(Records from a dataset)

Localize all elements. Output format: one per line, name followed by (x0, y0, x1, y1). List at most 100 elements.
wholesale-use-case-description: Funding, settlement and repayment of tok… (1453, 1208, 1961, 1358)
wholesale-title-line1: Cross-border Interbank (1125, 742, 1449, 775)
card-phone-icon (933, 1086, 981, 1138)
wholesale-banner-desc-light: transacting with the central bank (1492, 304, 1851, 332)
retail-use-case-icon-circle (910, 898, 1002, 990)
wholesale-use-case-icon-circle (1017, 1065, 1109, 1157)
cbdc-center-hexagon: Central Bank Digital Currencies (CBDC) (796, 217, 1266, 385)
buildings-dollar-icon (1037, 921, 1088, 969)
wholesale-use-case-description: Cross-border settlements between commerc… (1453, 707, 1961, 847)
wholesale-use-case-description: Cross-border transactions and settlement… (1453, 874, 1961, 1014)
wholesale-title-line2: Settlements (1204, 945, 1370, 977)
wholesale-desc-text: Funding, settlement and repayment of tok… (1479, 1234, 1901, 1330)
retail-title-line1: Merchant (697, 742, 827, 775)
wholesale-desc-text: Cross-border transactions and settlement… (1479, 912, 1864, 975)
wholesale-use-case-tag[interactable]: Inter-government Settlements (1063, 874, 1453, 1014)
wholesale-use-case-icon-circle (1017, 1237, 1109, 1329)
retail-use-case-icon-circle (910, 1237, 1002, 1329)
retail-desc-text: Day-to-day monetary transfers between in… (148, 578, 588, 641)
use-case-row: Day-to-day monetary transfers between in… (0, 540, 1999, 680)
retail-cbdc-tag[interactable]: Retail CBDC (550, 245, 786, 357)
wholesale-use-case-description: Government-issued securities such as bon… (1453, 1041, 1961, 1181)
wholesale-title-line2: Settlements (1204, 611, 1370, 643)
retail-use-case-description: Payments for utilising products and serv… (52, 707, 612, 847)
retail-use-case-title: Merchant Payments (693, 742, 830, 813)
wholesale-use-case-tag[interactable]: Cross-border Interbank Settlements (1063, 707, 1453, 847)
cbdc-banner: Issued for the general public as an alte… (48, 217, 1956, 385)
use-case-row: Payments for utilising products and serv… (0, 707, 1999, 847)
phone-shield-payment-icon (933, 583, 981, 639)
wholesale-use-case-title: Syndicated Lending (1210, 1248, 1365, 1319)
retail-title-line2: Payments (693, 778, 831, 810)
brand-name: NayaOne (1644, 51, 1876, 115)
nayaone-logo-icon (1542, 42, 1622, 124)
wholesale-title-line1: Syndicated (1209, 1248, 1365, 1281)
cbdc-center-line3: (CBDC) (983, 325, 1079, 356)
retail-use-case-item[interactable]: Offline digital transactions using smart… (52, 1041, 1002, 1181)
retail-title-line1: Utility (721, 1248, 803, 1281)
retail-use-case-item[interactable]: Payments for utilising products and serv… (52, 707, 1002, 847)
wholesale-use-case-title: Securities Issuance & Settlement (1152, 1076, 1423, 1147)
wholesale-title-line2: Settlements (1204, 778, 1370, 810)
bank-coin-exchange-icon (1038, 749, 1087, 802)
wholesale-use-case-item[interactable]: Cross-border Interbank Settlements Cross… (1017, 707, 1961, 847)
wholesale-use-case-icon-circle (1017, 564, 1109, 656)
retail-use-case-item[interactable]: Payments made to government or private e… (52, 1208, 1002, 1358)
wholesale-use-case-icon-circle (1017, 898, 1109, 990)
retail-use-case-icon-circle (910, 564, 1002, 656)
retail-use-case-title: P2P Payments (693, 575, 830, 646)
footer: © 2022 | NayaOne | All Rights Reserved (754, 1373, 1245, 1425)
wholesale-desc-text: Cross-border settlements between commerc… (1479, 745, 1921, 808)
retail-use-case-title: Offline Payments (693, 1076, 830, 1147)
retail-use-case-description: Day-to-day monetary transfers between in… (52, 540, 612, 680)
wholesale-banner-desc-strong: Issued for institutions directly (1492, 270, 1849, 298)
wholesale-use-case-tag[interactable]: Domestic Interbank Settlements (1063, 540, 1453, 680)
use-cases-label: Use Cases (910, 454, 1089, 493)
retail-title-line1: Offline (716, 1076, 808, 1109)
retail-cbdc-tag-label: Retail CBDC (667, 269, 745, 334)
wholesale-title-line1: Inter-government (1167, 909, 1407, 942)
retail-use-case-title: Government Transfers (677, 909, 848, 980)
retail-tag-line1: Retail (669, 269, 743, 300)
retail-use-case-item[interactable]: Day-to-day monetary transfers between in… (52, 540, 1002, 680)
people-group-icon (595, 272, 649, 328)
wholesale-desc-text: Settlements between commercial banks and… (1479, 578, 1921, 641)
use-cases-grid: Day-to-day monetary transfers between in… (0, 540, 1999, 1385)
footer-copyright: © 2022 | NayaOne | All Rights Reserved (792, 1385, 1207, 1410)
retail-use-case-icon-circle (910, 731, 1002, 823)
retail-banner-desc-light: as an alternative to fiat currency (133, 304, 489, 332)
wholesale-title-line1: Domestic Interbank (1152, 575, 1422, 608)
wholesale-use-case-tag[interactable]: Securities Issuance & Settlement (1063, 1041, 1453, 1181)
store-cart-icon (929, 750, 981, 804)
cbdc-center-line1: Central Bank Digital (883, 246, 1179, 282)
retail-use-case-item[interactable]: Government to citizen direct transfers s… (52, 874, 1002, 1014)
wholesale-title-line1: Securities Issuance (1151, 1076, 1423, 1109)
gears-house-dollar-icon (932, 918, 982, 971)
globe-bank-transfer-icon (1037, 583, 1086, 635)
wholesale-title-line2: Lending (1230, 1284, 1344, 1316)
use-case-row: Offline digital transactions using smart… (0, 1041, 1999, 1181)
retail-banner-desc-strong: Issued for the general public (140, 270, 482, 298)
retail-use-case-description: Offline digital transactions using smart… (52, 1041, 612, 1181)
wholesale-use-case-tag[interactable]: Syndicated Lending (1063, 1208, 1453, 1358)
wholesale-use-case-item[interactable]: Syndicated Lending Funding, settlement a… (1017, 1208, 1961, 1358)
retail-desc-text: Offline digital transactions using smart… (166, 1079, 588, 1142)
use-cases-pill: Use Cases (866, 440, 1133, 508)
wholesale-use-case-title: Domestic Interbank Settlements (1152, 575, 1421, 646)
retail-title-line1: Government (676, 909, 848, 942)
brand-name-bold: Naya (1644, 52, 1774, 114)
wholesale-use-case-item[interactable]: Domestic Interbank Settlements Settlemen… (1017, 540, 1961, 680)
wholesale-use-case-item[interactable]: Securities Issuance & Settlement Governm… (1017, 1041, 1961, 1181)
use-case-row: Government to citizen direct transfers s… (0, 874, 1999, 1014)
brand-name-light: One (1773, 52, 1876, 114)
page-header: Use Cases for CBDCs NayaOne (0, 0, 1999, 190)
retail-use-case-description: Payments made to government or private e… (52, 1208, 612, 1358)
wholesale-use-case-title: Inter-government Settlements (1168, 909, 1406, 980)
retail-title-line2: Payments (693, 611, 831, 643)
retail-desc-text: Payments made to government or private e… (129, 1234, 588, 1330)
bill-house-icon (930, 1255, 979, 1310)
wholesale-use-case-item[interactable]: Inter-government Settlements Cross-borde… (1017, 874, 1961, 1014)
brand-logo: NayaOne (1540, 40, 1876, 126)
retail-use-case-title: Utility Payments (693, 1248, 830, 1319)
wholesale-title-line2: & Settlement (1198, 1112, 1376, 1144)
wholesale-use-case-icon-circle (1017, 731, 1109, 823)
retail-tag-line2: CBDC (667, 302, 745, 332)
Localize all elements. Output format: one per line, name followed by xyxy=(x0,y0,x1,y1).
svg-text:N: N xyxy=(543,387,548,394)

▶ [Direction]:
Copy every line of the records above word for word, keeping each line's order and punctuation unchanged.

▶ [Response to this exercise]:
Localize all elements. Output format: one per line, name followed by (x0, y0, x1, y1). List at most 100 elements.
wholesale-use-case-description: Funding, settlement and repayment of tok… (1453, 1208, 1961, 1358)
wholesale-title-line1: Cross-border Interbank (1125, 742, 1449, 775)
card-phone-icon (933, 1086, 981, 1138)
wholesale-banner-desc-light: transacting with the central bank (1492, 304, 1851, 332)
retail-use-case-icon-circle (910, 898, 1002, 990)
wholesale-use-case-icon-circle (1017, 1065, 1109, 1157)
cbdc-center-hexagon: Central Bank Digital Currencies (CBDC) (796, 217, 1266, 385)
buildings-dollar-icon (1037, 921, 1088, 969)
wholesale-use-case-description: Cross-border settlements between commerc… (1453, 707, 1961, 847)
wholesale-use-case-description: Cross-border transactions and settlement… (1453, 874, 1961, 1014)
wholesale-title-line2: Settlements (1204, 945, 1370, 977)
wholesale-desc-text: Funding, settlement and repayment of tok… (1479, 1234, 1901, 1330)
retail-title-line1: Merchant (697, 742, 827, 775)
wholesale-desc-text: Cross-border transactions and settlement… (1479, 912, 1864, 975)
wholesale-use-case-tag[interactable]: Inter-government Settlements (1063, 874, 1453, 1014)
wholesale-use-case-icon-circle (1017, 1237, 1109, 1329)
retail-use-case-icon-circle (910, 1237, 1002, 1329)
retail-desc-text: Day-to-day monetary transfers between in… (148, 578, 588, 641)
use-case-row: Day-to-day monetary transfers between in… (0, 540, 1999, 680)
retail-cbdc-tag[interactable]: Retail CBDC (550, 245, 786, 357)
wholesale-use-case-description: Government-issued securities such as bon… (1453, 1041, 1961, 1181)
wholesale-title-line2: Settlements (1204, 611, 1370, 643)
retail-use-case-description: Payments for utilising products and serv… (52, 707, 612, 847)
retail-use-case-title: Merchant Payments (693, 742, 830, 813)
wholesale-use-case-tag[interactable]: Cross-border Interbank Settlements (1063, 707, 1453, 847)
cbdc-banner: Issued for the general public as an alte… (48, 217, 1956, 385)
use-case-row: Payments for utilising products and serv… (0, 707, 1999, 847)
phone-shield-payment-icon (933, 583, 981, 639)
wholesale-use-case-title: Syndicated Lending (1210, 1248, 1365, 1319)
retail-title-line2: Payments (693, 778, 831, 810)
brand-name: NayaOne (1644, 51, 1876, 115)
nayaone-logo-icon (1542, 42, 1622, 124)
wholesale-title-line1: Syndicated (1209, 1248, 1365, 1281)
cbdc-center-line3: (CBDC) (983, 325, 1079, 356)
retail-use-case-item[interactable]: Offline digital transactions using smart… (52, 1041, 1002, 1181)
retail-title-line1: Utility (721, 1248, 803, 1281)
retail-use-case-item[interactable]: Payments for utilising products and serv… (52, 707, 1002, 847)
wholesale-use-case-title: Securities Issuance & Settlement (1152, 1076, 1423, 1147)
wholesale-title-line2: Settlements (1204, 778, 1370, 810)
bank-coin-exchange-icon (1038, 749, 1087, 802)
wholesale-use-case-item[interactable]: Cross-border Interbank Settlements Cross… (1017, 707, 1961, 847)
wholesale-use-case-icon-circle (1017, 564, 1109, 656)
retail-use-case-item[interactable]: Payments made to government or private e… (52, 1208, 1002, 1358)
wholesale-use-case-icon-circle (1017, 898, 1109, 990)
retail-use-case-icon-circle (910, 564, 1002, 656)
retail-use-case-title: P2P Payments (693, 575, 830, 646)
footer: © 2022 | NayaOne | All Rights Reserved (754, 1373, 1245, 1425)
wholesale-desc-text: Cross-border settlements between commerc… (1479, 745, 1921, 808)
retail-use-case-title: Offline Payments (693, 1076, 830, 1147)
retail-use-case-description: Day-to-day monetary transfers between in… (52, 540, 612, 680)
wholesale-banner-desc-strong: Issued for institutions directly (1492, 270, 1849, 298)
wholesale-use-case-tag[interactable]: Domestic Interbank Settlements (1063, 540, 1453, 680)
use-cases-label: Use Cases (910, 454, 1089, 493)
retail-title-line1: Offline (716, 1076, 808, 1109)
retail-cbdc-tag-label: Retail CBDC (667, 269, 745, 334)
wholesale-title-line1: Inter-government (1167, 909, 1407, 942)
retail-use-case-title: Government Transfers (677, 909, 848, 980)
retail-tag-line1: Retail (669, 269, 743, 300)
retail-use-case-item[interactable]: Day-to-day monetary transfers between in… (52, 540, 1002, 680)
people-group-icon (595, 272, 649, 328)
wholesale-desc-text: Settlements between commercial banks and… (1479, 578, 1921, 641)
use-cases-grid: Day-to-day monetary transfers between in… (0, 540, 1999, 1385)
footer-copyright: © 2022 | NayaOne | All Rights Reserved (792, 1385, 1207, 1410)
retail-use-case-icon-circle (910, 731, 1002, 823)
retail-banner-desc-light: as an alternative to fiat currency (133, 304, 489, 332)
wholesale-title-line1: Domestic Interbank (1152, 575, 1422, 608)
wholesale-use-case-tag[interactable]: Securities Issuance & Settlement (1063, 1041, 1453, 1181)
store-cart-icon (929, 750, 981, 804)
cbdc-center-line1: Central Bank Digital (883, 246, 1179, 282)
retail-use-case-item[interactable]: Government to citizen direct transfers s… (52, 874, 1002, 1014)
wholesale-title-line1: Securities Issuance (1151, 1076, 1423, 1109)
gears-house-dollar-icon (932, 918, 982, 971)
globe-bank-transfer-icon (1037, 583, 1086, 635)
wholesale-title-line2: Lending (1230, 1284, 1344, 1316)
use-case-row: Offline digital transactions using smart… (0, 1041, 1999, 1181)
retail-banner-desc-strong: Issued for the general public (140, 270, 482, 298)
retail-use-case-description: Offline digital transactions using smart… (52, 1041, 612, 1181)
wholesale-use-case-tag[interactable]: Syndicated Lending (1063, 1208, 1453, 1358)
wholesale-use-case-item[interactable]: Syndicated Lending Funding, settlement a… (1017, 1208, 1961, 1358)
retail-desc-text: Offline digital transactions using smart… (166, 1079, 588, 1142)
use-cases-pill: Use Cases (866, 440, 1133, 508)
wholesale-use-case-title: Domestic Interbank Settlements (1152, 575, 1421, 646)
retail-title-line1: Government (676, 909, 848, 942)
brand-name-bold: Naya (1644, 52, 1774, 114)
wholesale-use-case-item[interactable]: Domestic Interbank Settlements Settlemen… (1017, 540, 1961, 680)
wholesale-use-case-item[interactable]: Securities Issuance & Settlement Governm… (1017, 1041, 1961, 1181)
use-case-row: Government to citizen direct transfers s… (0, 874, 1999, 1014)
brand-name-light: One (1773, 52, 1876, 114)
page-header: Use Cases for CBDCs NayaOne (0, 0, 1999, 190)
retail-use-case-description: Payments made to government or private e… (52, 1208, 612, 1358)
wholesale-use-case-title: Inter-government Settlements (1168, 909, 1406, 980)
retail-title-line2: Payments (693, 611, 831, 643)
retail-desc-text: Payments made to government or private e… (129, 1234, 588, 1330)
bill-house-icon (930, 1255, 979, 1310)
wholesale-use-case-item[interactable]: Inter-government Settlements Cross-borde… (1017, 874, 1961, 1014)
brand-logo: NayaOne (1540, 40, 1876, 126)
retail-use-case-title: Utility Payments (693, 1248, 830, 1319)
wholesale-title-line2: & Settlement (1198, 1112, 1376, 1144)
wholesale-use-case-icon-circle (1017, 731, 1109, 823)
retail-tag-line2: CBDC (667, 302, 745, 332)
Localize all elements. Output format: one per line, name followed by xyxy=(x0,y0,x1,y1).
svg-text:N: N xyxy=(543,387,548,394)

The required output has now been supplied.